- **Extracted text**:

5. Full encouragement from faculty and administrators – Students understand that their

school’s administration and faculty want them to make full use of the Internet’s vast

resources. Abstaining from all Net use is seldom an option – in some large classes,

professors place required course materials solely on the Net and engage in their only oneon-

one contact with students through e-mail! Administrators, of course, want to see their

major investments in computers and Internet access justified.

6. Adolescent training in similar activities – By the time most kids get to college, they

will have spent years staring at video game terminals, closing off the world around them

with walkmans, and engaging in that rapid-fire clicking of the TV remote. Even if they

didn’t get introduced to the Internet in high school, those other activities have made

students well-suited to slide into aimless Web surfing, skill-testing MUDs, and rat-a-tattat

chat room dialogue.

- **Requests**:
1 – Update the passage on students and the Internet, beginning at the words "with walkmans, and" and stopping after "chat room dialogue.", with "walkmans" changed to "headphones".
2 – Please go on with the passage on students and the Internet from the point where it stops.
The lines have no connection to the passage on students and the Internet.

Annotated element entries
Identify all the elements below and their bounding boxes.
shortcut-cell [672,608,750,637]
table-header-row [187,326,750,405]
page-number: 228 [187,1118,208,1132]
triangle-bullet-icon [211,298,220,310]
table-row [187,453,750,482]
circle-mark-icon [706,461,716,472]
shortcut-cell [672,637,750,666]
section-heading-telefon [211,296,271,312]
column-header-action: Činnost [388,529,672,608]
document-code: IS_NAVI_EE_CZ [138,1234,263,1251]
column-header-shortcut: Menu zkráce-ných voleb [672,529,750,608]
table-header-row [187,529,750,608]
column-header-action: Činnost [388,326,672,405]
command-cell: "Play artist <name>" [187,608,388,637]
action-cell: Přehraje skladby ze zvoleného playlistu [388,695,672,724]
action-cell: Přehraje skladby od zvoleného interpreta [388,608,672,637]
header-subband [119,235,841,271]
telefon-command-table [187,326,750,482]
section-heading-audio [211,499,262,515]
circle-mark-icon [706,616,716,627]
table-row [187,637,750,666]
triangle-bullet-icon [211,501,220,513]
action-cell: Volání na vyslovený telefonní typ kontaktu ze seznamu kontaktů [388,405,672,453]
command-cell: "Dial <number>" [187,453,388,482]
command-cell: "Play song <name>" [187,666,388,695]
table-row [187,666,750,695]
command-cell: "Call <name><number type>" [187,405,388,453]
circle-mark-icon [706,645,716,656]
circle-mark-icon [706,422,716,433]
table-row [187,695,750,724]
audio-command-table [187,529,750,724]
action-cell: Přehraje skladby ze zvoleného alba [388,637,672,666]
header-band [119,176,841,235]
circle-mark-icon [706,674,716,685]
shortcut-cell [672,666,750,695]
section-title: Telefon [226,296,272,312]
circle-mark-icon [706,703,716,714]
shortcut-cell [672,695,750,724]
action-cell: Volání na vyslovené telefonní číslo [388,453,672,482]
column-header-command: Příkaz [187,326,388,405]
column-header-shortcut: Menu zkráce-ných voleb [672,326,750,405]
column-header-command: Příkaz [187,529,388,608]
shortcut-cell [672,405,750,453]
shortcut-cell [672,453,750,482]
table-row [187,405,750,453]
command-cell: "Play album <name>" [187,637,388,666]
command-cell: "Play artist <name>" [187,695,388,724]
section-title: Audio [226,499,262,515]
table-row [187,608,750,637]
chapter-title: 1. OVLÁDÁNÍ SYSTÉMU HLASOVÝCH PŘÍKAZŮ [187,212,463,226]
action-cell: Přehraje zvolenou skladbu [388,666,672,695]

- **Answers in order**:
1 –
with headphones, and engaging in that rapid-fire clicking of the TV remote. Even if they

didn’t get introduced to the Internet in high school, those other activities have made

students well-suited to slide into aimless Web surfing, skill-testing MUDs, and rat-a-tattat

chat room dialogue.

2 –
7. The desire to escape college stressors – Students feel the pressures of making top

grades, fulfilling parental expectations, and, upon graduation, facing fierce competition

for good jobs. The Internet, ideally, would help make it easier for them to do their

necessary course work as quickly and efficiently as possible. Instead, they turn to their

Net friends to hide from their difficult feelings of fear, anxiety, and depression.

8. Social intimidation and alienation – With as many as 30,000 students on some

campuses, students easily can get lost in the crowd. When they try to reach out, they

often run into even tighter clicks than the in-crowds of high school. Maybe they don’t

dress right or look right. But when they join the faceless community of the Internet, they

find that with little effort they can become popular with new “friends” throughout the

U.S. and in England, Australia, Germany, France, Hungary, Japan, New Zealand, and

China. Why bother trying to socialize on campus?

9. A higher legal drinking age – With the drinking age at twenty-one in most states,

undergraduate students can’t openly drink alcohol and socialize in bars. So the Internet

becomes their substitute drug of choice: no ID required and no closing hour!